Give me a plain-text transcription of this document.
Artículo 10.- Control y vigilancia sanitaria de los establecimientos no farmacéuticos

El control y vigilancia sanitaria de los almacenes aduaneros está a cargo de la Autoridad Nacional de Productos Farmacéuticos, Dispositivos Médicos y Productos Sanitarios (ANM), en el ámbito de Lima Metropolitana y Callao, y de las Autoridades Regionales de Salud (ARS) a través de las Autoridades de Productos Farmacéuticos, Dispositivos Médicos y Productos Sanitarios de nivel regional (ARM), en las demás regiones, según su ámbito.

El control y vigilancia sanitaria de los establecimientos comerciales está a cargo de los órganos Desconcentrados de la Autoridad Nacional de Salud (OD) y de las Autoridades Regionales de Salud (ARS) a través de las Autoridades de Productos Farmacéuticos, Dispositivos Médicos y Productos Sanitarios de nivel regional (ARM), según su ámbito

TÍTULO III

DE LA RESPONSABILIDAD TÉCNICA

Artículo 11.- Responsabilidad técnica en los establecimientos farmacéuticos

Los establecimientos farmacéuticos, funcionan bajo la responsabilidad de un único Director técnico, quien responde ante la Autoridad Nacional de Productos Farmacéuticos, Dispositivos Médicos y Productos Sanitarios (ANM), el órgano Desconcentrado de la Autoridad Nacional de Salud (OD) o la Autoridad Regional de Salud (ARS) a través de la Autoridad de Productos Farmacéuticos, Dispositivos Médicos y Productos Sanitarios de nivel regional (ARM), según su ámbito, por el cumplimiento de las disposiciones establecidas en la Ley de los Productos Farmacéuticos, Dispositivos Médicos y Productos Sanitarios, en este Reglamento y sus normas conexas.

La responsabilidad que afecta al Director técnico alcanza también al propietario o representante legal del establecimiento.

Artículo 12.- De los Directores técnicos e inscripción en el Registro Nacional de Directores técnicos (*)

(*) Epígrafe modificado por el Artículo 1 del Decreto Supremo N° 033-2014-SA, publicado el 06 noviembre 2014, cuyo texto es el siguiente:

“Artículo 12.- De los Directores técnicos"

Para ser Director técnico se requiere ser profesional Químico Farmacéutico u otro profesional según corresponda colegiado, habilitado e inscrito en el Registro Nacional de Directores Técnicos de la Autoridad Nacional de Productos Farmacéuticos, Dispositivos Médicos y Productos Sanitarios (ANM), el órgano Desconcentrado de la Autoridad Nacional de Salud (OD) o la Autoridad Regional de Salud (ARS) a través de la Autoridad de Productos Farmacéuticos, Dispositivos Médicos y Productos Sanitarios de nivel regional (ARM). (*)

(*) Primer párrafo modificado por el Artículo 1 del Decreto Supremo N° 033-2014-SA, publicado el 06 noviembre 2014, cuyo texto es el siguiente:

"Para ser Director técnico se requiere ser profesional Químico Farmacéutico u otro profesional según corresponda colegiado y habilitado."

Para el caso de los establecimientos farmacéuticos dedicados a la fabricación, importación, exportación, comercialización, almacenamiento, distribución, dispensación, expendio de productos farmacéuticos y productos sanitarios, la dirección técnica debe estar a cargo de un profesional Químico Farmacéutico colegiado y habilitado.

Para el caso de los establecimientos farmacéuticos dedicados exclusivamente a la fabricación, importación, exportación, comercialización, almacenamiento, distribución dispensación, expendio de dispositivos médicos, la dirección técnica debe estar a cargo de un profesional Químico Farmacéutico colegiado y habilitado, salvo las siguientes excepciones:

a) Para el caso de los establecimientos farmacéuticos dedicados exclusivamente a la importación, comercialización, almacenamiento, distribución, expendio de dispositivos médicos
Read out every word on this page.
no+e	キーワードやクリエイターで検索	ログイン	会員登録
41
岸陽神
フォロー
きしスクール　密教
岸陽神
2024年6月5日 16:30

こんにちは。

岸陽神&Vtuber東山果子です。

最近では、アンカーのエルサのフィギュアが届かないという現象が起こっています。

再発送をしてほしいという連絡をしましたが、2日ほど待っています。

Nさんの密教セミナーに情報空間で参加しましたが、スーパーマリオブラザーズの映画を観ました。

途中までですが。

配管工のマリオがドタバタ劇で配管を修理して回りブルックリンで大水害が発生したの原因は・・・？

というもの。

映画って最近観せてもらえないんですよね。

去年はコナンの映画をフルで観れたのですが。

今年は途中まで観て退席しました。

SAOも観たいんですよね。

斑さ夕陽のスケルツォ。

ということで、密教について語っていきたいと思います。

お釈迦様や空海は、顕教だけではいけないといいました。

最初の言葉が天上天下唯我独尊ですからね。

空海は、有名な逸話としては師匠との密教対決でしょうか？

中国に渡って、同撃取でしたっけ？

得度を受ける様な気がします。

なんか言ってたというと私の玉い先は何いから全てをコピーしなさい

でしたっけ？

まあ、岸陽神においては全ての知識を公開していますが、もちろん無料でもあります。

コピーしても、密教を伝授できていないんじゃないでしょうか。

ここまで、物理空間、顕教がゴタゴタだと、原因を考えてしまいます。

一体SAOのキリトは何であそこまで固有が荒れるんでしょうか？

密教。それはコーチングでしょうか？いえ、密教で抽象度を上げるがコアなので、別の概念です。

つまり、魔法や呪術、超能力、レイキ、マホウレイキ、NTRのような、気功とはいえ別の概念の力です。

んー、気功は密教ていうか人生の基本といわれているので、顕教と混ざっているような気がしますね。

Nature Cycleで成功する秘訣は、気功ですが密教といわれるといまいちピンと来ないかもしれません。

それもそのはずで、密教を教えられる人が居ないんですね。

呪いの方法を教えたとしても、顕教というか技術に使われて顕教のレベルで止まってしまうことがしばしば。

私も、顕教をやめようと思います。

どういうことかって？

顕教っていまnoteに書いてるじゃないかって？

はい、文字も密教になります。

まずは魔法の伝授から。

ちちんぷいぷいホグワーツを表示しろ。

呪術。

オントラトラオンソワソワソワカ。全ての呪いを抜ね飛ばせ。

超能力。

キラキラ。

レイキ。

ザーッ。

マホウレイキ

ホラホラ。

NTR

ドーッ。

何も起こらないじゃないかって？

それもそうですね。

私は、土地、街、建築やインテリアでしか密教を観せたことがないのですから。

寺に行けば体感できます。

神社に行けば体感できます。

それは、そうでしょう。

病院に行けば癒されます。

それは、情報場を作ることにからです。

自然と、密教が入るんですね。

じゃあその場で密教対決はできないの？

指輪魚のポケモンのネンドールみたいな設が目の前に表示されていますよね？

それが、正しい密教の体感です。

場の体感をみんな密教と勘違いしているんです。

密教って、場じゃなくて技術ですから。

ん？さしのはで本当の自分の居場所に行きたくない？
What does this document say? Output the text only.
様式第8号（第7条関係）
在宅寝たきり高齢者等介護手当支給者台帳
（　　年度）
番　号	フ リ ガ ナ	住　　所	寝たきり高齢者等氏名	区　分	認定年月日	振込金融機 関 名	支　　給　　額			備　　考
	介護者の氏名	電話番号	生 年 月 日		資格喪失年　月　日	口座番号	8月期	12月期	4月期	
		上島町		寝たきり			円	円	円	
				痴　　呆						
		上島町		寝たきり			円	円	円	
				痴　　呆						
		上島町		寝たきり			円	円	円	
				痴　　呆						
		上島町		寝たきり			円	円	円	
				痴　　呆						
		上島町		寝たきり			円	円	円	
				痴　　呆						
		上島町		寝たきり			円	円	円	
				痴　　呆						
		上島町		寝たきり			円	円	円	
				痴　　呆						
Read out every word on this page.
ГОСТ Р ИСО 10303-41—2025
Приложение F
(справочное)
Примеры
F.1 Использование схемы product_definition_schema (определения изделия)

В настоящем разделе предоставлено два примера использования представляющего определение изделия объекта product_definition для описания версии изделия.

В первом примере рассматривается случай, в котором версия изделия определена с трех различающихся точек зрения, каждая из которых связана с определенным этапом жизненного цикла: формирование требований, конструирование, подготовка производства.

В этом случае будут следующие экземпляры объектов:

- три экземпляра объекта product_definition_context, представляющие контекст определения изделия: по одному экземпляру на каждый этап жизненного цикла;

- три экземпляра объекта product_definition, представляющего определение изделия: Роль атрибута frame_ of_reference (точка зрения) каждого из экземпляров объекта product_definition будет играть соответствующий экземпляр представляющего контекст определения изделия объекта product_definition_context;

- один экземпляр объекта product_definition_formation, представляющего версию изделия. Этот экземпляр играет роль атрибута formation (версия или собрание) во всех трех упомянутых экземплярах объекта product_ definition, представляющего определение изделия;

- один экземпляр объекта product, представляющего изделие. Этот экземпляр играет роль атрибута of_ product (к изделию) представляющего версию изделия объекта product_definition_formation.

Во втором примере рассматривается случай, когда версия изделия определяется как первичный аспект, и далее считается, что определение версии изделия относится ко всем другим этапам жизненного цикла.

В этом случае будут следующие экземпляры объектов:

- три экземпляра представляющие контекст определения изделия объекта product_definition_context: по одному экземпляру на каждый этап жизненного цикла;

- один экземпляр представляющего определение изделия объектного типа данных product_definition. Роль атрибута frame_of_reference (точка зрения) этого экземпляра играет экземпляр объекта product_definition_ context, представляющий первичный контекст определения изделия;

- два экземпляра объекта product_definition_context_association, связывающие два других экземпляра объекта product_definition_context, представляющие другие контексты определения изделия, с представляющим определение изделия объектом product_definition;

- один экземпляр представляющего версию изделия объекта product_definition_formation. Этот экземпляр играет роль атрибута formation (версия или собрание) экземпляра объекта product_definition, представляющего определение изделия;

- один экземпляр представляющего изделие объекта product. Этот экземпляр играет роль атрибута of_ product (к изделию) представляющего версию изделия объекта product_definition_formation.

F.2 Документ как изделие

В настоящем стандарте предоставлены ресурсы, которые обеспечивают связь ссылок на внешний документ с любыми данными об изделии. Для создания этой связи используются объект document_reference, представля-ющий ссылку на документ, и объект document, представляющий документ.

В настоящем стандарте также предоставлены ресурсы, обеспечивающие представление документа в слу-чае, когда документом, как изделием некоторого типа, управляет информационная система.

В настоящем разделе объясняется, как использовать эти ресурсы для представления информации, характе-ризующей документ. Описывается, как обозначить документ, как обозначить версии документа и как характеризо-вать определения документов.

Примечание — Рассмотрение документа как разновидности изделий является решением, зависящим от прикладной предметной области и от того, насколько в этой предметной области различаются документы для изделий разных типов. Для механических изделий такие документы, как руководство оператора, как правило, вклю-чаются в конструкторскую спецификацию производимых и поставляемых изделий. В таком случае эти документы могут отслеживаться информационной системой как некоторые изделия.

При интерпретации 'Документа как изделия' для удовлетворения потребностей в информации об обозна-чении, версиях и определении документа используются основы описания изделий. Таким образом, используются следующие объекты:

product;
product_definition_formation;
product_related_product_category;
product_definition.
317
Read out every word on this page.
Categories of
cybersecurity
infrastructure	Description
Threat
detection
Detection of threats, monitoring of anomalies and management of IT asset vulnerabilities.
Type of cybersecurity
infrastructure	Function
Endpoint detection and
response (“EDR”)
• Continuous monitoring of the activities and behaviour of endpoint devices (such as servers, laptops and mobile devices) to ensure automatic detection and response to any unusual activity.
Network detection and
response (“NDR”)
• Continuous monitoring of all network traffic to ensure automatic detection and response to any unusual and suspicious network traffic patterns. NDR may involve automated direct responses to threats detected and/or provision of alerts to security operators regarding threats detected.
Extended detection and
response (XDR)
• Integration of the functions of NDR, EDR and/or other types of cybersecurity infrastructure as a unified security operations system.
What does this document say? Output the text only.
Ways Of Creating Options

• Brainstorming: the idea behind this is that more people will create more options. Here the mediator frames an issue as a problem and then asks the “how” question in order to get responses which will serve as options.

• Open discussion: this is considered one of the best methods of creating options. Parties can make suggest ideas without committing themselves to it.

PROBLEM DESCRIPTION: State how many lines of the listing hold the string "modificado"; reply with the number and nothing else.

WRITTEN RESPONSE: 2